Data entries
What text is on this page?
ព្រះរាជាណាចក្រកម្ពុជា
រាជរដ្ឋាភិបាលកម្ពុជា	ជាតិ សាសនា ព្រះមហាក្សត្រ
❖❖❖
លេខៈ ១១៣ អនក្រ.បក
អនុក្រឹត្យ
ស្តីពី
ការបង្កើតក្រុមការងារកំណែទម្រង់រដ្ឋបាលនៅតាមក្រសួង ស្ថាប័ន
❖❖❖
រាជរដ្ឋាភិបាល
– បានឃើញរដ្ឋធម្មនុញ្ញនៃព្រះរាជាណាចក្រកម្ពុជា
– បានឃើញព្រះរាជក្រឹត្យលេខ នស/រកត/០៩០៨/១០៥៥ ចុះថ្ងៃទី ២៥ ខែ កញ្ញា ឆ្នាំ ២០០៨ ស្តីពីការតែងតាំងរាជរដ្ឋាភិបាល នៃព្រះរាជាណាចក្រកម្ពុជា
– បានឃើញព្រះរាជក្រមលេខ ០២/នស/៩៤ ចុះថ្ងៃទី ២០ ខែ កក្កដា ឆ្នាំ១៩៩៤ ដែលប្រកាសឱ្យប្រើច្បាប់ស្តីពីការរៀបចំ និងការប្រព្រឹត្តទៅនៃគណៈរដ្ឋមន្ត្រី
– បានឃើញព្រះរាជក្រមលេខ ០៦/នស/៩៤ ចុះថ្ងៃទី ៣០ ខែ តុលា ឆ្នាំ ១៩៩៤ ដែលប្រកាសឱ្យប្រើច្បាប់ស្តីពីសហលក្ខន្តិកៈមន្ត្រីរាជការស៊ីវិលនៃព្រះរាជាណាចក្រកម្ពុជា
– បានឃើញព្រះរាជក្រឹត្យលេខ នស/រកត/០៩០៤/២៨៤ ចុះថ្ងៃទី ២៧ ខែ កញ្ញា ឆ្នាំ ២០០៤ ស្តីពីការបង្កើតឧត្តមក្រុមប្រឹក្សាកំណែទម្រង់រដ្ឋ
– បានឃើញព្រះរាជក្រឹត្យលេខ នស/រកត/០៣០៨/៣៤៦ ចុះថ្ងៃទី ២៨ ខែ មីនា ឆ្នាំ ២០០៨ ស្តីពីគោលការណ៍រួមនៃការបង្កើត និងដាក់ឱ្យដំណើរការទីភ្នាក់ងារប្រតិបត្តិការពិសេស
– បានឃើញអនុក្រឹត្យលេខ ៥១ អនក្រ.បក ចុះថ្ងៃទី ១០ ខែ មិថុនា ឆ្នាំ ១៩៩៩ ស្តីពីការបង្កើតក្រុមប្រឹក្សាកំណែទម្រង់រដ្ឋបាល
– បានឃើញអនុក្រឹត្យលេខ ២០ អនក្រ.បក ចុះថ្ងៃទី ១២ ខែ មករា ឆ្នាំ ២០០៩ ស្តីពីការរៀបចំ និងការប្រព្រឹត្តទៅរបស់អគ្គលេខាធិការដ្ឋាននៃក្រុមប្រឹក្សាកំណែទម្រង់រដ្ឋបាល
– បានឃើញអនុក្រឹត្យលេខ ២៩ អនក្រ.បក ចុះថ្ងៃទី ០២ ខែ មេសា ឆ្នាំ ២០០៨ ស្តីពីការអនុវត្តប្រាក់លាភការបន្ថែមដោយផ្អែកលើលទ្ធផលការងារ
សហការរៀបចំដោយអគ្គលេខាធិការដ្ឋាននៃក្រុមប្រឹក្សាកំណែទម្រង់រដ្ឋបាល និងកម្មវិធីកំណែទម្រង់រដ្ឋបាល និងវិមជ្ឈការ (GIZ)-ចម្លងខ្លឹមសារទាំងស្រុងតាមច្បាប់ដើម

## Exercise description
Restate each entry exactly, skipping none.

## Task response
What text is on this page?
ព្រះរាជាណាចក្រកម្ពុជា
រាជរដ្ឋាភិបាលកម្ពុជា	ជាតិ សាសនា ព្រះមហាក្សត្រ
❖❖❖
លេខៈ ១១៣ អនក្រ.បក
អនុក្រឹត្យ
ស្តីពី
ការបង្កើតក្រុមការងារកំណែទម្រង់រដ្ឋបាលនៅតាមក្រសួង ស្ថាប័ន
❖❖❖
រាជរដ្ឋាភិបាល
– បានឃើញរដ្ឋធម្មនុញ្ញនៃព្រះរាជាណាចក្រកម្ពុជា
– បានឃើញព្រះរាជក្រឹត្យលេខ នស/រកត/០៩០៨/១០៥៥ ចុះថ្ងៃទី ២៥ ខែ កញ្ញា ឆ្នាំ ២០០៨ ស្តីពីការតែងតាំងរាជរដ្ឋាភិបាល នៃព្រះរាជាណាចក្រកម្ពុជា
– បានឃើញព្រះរាជក្រមលេខ ០២/នស/៩៤ ចុះថ្ងៃទី ២០ ខែ កក្កដា ឆ្នាំ១៩៩៤ ដែលប្រកាសឱ្យប្រើច្បាប់ស្តីពីការរៀបចំ និងការប្រព្រឹត្តទៅនៃគណៈរដ្ឋមន្ត្រី
– បានឃើញព្រះរាជក្រមលេខ ០៦/នស/៩៤ ចុះថ្ងៃទី ៣០ ខែ តុលា ឆ្នាំ ១៩៩៤ ដែលប្រកាសឱ្យប្រើច្បាប់ស្តីពីសហលក្ខន្តិកៈមន្ត្រីរាជការស៊ីវិលនៃព្រះរាជាណាចក្រកម្ពុជា
– បានឃើញព្រះរាជក្រឹត្យលេខ នស/រកត/០៩០៤/២៨៤ ចុះថ្ងៃទី ២៧ ខែ កញ្ញា ឆ្នាំ ២០០៤ ស្តីពីការបង្កើតឧត្តមក្រុមប្រឹក្សាកំណែទម្រង់រដ្ឋ
– បានឃើញព្រះរាជក្រឹត្យលេខ នស/រកត/០៣០៨/៣៤៦ ចុះថ្ងៃទី ២៨ ខែ មីនា ឆ្នាំ ២០០៨ ស្តីពីគោលការណ៍រួមនៃការបង្កើត និងដាក់ឱ្យដំណើរការទីភ្នាក់ងារប្រតិបត្តិការពិសេស
– បានឃើញអនុក្រឹត្យលេខ ៥១ អនក្រ.បក ចុះថ្ងៃទី ១០ ខែ មិថុនា ឆ្នាំ ១៩៩៩ ស្តីពីការបង្កើតក្រុមប្រឹក្សាកំណែទម្រង់រដ្ឋបាល
– បានឃើញអនុក្រឹត្យលេខ ២០ អនក្រ.បក ចុះថ្ងៃទី ១២ ខែ មករា ឆ្នាំ ២០០៩ ស្តីពីការរៀបចំ និងការប្រព្រឹត្តទៅរបស់អគ្គលេខាធិការដ្ឋាននៃក្រុមប្រឹក្សាកំណែទម្រង់រដ្ឋបាល
– បានឃើញអនុក្រឹត្យលេខ ២៩ អនក្រ.បក ចុះថ្ងៃទី ០២ ខែ មេសា ឆ្នាំ ២០០៨ ស្តីពីការអនុវត្តប្រាក់លាភការបន្ថែមដោយផ្អែកលើលទ្ធផលការងារ
សហការរៀបចំដោយអគ្គលេខាធិការដ្ឋាននៃក្រុមប្រឹក្សាកំណែទម្រង់រដ្ឋបាល និងកម្មវិធីកំណែទម្រង់រដ្ឋបាល និងវិមជ្ឈការ (GIZ)-ចម្លងខ្លឹមសារទាំងស្រុងតាមច្បាប់ដើម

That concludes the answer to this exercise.